**Задание**: Воспроизведите дословно фрагмент исходного текста ниже, начиная со слов «Но в настоящих» и заканчивая словами «чем соответствующим заменены.».

**Исходный текст**:
———
Я просил генерала Крымова обождать и, позвав начальника штаба, приказал ему записывать за мной слова манифеста. Генерал Крымов читал, я громко повторял начальнику штаба отдельные фразы. Закончив чтение манифеста Государя, генерал Крымов стал читать манифест Великого Князя Михаила Александровича. После первых же фраз я сказал начальнику штаба:
«Это конец, это анархия».
Конечно, самый факт отречения Царя, хотя и вызванный неудовлетворенностью общества, не мог, тем не менее, не потрясти глубоко народ и армию. Но главное было не в этом. Опасность была в самой идее уничтожения монархии, исчезновении самого Монарха. Последние годы Царствования отшатнули от Государя сердца многих сынов отечества. Армия, как и вся страна, отлично сознавала, что Государь действиями Своими больше всего Сам подрывает престол. Передача Им власти Сыну или Брату была бы принята народом и армией не очень болезненно. Присягнув новому Государю, русские люди, так же как испокон веков, продолжали бы служить Царю и родине и умирать за «Веру, Царя и Отечество».
Но в настоящих условиях, с падением Царя, пала сама идея власти, в понятии русского народа исчезли все связывающие его обязательства, при этом власть и эти обязательства не могли быть ни чем соответствующим заменены.
Что должен был испытать русский офицер или солдат, сызмальства воспитанный в идее нерушимости присяги и верности Царю, в этих понятиях прошедший службу, видевший в этом главный понятный ему смысл войны…
Надо сказать, что в эти решительные минуты не было ничего сделано со стороны старших руководителей для разъяснения армии происшедшего. Никаких общих руководящих указаний, никакой попытки овладеть сверху психологией армии не было сделано. На этой почве неизбежно должен был произойти целый ряд недоразумений. Разноречивые, подчас совершенно бессмысленные, толкования отречений Государя и Великого Князя (так, один из командиров пехотных полков объяснил своим солдатам, что «Государь сошел с ума»), еще более спутали и затемнили в понятии войск положение. Я решил сообщить войскам оба манифеста и с полной откровенностью рассказать все то, что было мне известно – тяжелое положение в тылу, неудовольствие, вызванное в народе многими представителями власти, обманывавшими Государя и тем затруднявшими проведение в стране мира, необходимого в связи с настоящей грозной войной. Обстоятельства, сопровождавшие отречение Государя, мне неизвестны, но манифест, подписанный Царем, мы, «присягавшие Ему» должны беспрекословно выполнить, так же как и приказ Великого Князя Михаила Александровича, коему Государь доверил Свою власть.
———
**Исходные строки**:
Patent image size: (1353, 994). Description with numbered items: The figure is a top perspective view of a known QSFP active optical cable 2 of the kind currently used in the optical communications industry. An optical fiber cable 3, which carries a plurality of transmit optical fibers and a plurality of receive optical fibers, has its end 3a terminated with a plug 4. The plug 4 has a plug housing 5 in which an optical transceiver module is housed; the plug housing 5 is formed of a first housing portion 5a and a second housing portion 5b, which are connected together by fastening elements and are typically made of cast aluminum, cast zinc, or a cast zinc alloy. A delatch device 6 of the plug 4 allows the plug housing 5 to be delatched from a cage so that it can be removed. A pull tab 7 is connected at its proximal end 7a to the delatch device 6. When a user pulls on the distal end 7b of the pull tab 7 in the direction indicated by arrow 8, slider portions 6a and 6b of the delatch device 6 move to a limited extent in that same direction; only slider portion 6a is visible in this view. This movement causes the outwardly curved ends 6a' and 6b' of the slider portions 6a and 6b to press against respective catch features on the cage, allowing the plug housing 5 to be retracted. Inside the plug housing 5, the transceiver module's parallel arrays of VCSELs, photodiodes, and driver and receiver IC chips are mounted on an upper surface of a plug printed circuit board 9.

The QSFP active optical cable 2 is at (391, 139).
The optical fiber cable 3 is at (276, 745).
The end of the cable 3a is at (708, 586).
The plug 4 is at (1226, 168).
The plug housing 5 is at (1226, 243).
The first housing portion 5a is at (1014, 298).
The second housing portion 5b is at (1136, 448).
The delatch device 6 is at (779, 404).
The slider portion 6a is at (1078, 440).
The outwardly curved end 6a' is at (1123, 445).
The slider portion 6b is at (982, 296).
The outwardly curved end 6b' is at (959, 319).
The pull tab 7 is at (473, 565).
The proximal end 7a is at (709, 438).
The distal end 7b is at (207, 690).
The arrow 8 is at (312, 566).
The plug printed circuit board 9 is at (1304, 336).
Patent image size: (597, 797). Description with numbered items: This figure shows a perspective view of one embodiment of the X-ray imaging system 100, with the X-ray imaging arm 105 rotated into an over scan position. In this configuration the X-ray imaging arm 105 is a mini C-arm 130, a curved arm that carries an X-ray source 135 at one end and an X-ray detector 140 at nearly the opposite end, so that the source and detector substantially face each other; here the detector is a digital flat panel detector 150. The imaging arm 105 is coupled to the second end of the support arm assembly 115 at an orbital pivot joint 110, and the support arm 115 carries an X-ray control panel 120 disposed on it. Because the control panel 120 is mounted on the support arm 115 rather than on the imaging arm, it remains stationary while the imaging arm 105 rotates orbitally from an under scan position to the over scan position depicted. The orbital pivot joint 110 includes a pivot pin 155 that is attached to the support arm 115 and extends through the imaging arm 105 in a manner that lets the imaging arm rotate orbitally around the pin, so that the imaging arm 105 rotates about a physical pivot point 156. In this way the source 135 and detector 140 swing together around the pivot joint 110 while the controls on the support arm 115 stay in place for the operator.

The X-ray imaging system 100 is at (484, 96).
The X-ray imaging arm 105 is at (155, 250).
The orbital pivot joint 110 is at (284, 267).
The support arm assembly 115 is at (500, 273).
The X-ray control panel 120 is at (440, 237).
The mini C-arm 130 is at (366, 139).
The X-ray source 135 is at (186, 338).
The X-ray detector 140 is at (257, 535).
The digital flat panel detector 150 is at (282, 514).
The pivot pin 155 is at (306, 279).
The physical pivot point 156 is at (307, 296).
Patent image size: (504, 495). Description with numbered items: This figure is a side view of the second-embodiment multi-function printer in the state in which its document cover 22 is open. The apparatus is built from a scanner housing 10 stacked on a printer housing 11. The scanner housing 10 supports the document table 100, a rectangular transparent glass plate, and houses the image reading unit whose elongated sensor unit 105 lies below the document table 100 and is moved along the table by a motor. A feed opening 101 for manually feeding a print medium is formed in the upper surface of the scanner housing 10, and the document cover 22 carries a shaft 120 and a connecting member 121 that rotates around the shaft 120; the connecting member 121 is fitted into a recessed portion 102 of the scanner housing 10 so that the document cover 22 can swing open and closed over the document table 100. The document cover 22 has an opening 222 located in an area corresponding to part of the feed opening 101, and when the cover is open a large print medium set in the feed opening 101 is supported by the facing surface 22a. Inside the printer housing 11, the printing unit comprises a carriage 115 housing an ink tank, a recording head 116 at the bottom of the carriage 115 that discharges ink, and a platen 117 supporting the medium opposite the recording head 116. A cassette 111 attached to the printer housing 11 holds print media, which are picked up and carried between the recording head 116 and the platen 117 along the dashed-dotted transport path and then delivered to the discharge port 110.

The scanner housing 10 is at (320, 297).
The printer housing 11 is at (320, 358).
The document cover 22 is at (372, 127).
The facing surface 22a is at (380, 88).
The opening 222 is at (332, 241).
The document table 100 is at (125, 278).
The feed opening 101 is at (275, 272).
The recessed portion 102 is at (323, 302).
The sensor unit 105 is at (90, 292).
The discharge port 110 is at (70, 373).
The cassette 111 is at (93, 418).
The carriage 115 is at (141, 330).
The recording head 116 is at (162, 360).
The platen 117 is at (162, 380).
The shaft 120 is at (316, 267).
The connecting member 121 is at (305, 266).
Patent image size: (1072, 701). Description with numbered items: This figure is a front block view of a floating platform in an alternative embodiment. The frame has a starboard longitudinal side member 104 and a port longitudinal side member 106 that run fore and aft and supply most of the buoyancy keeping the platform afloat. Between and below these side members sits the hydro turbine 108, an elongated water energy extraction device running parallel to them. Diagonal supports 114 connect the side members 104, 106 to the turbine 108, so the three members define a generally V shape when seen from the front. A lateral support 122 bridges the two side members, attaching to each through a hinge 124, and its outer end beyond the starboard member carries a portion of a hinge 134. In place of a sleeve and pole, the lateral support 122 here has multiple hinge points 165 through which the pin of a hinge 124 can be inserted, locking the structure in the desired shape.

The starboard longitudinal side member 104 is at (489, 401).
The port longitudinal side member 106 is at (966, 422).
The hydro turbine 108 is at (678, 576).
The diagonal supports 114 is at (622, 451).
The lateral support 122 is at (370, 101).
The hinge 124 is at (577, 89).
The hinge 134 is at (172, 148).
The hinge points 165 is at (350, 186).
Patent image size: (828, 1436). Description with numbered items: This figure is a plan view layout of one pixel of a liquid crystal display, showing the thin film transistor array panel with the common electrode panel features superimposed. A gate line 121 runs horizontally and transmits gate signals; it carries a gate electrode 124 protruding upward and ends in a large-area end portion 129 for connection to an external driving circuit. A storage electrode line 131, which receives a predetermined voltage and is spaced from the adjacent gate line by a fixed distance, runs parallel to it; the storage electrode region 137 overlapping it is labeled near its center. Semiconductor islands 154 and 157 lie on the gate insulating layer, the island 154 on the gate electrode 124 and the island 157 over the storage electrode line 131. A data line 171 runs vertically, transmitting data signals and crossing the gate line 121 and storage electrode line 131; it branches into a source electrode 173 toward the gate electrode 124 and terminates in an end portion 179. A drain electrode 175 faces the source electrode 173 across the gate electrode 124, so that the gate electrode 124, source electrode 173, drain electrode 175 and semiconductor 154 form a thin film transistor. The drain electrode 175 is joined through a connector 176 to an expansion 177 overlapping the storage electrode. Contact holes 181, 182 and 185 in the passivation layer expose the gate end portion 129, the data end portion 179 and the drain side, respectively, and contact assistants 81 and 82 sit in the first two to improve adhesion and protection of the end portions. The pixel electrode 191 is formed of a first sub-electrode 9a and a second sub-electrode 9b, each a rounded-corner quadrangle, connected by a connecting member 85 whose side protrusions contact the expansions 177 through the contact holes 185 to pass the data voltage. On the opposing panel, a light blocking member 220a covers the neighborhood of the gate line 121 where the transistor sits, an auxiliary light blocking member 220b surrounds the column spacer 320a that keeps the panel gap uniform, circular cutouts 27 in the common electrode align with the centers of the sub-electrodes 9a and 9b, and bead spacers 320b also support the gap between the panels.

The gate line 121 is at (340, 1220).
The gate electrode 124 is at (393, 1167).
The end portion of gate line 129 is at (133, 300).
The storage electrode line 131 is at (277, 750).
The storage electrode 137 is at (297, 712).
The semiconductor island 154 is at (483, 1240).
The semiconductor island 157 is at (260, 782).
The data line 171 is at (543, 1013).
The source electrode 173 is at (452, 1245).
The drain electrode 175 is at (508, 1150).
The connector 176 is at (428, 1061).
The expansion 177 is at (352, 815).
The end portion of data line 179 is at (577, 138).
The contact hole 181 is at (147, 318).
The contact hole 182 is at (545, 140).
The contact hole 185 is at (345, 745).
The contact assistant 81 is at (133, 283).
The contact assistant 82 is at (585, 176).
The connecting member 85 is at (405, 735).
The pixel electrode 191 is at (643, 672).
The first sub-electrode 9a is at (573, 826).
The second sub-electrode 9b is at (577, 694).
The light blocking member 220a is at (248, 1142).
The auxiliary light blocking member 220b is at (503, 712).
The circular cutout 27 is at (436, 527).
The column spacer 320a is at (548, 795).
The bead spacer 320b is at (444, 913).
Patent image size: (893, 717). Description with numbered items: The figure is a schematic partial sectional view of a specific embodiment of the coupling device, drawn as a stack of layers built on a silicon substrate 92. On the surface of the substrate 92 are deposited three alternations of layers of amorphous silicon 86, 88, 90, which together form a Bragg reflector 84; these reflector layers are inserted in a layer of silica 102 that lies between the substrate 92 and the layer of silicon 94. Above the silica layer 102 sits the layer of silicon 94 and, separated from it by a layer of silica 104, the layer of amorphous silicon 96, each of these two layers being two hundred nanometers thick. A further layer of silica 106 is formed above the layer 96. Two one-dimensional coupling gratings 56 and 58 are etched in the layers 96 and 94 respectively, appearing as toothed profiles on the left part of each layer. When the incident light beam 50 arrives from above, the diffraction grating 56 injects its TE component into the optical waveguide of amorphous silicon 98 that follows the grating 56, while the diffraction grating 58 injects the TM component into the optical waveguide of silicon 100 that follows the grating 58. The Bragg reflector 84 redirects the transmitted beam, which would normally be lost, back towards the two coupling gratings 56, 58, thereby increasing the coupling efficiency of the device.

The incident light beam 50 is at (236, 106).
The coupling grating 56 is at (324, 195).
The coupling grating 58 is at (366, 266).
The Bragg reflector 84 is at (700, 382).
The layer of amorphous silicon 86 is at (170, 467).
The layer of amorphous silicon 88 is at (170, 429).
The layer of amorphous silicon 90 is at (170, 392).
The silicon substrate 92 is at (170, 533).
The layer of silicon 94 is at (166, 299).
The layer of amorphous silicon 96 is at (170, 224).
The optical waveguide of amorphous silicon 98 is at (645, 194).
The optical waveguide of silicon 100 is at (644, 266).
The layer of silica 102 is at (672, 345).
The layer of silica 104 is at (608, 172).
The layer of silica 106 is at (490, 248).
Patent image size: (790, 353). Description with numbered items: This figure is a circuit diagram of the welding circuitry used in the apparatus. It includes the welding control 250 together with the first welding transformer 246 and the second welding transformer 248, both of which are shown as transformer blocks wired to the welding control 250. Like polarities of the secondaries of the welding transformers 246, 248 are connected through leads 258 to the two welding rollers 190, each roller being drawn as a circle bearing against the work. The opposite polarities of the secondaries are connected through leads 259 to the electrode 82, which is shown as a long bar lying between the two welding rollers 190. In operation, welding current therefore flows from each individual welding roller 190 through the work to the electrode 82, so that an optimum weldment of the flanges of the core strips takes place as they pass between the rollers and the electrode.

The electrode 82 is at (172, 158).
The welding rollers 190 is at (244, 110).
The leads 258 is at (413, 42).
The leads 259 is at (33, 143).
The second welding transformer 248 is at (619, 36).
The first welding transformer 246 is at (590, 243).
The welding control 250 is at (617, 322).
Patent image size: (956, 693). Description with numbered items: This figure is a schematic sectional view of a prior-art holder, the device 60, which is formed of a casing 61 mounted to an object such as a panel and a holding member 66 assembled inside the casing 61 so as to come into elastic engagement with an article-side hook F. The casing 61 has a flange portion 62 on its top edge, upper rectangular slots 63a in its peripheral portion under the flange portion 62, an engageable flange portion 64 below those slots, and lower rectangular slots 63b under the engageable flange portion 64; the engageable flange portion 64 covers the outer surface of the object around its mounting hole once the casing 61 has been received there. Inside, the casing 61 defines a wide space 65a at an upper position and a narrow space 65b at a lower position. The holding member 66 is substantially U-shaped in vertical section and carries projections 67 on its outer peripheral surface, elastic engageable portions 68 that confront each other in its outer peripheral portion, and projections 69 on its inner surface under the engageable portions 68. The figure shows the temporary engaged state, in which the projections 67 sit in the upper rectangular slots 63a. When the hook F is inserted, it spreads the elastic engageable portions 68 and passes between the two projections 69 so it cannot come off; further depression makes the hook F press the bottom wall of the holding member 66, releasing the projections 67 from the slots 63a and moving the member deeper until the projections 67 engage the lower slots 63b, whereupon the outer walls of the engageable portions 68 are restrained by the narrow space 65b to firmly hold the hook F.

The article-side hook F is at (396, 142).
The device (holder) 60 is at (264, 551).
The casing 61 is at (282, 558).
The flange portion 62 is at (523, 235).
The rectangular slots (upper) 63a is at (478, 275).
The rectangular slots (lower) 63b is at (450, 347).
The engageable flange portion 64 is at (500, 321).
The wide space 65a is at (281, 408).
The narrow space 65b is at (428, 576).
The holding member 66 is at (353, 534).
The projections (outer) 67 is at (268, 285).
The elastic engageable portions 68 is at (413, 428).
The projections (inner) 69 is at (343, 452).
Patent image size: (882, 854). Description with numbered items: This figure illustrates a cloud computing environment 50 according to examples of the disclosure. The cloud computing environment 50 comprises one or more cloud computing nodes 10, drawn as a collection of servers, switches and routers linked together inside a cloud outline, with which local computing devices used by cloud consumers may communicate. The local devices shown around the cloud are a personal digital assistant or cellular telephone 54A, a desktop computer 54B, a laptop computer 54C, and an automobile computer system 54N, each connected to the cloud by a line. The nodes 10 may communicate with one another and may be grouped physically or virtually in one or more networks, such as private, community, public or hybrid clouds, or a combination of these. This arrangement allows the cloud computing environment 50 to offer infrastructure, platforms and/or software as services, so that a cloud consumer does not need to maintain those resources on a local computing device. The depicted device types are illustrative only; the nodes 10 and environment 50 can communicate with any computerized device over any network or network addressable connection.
———
**Ответ**:
Но в настоящих условиях, с падением Царя, пала сама идея власти, в понятии русского народа исчезли все связывающие его обязательства, при этом власть и эти обязательства не могли быть ни чем соответствующим заменены.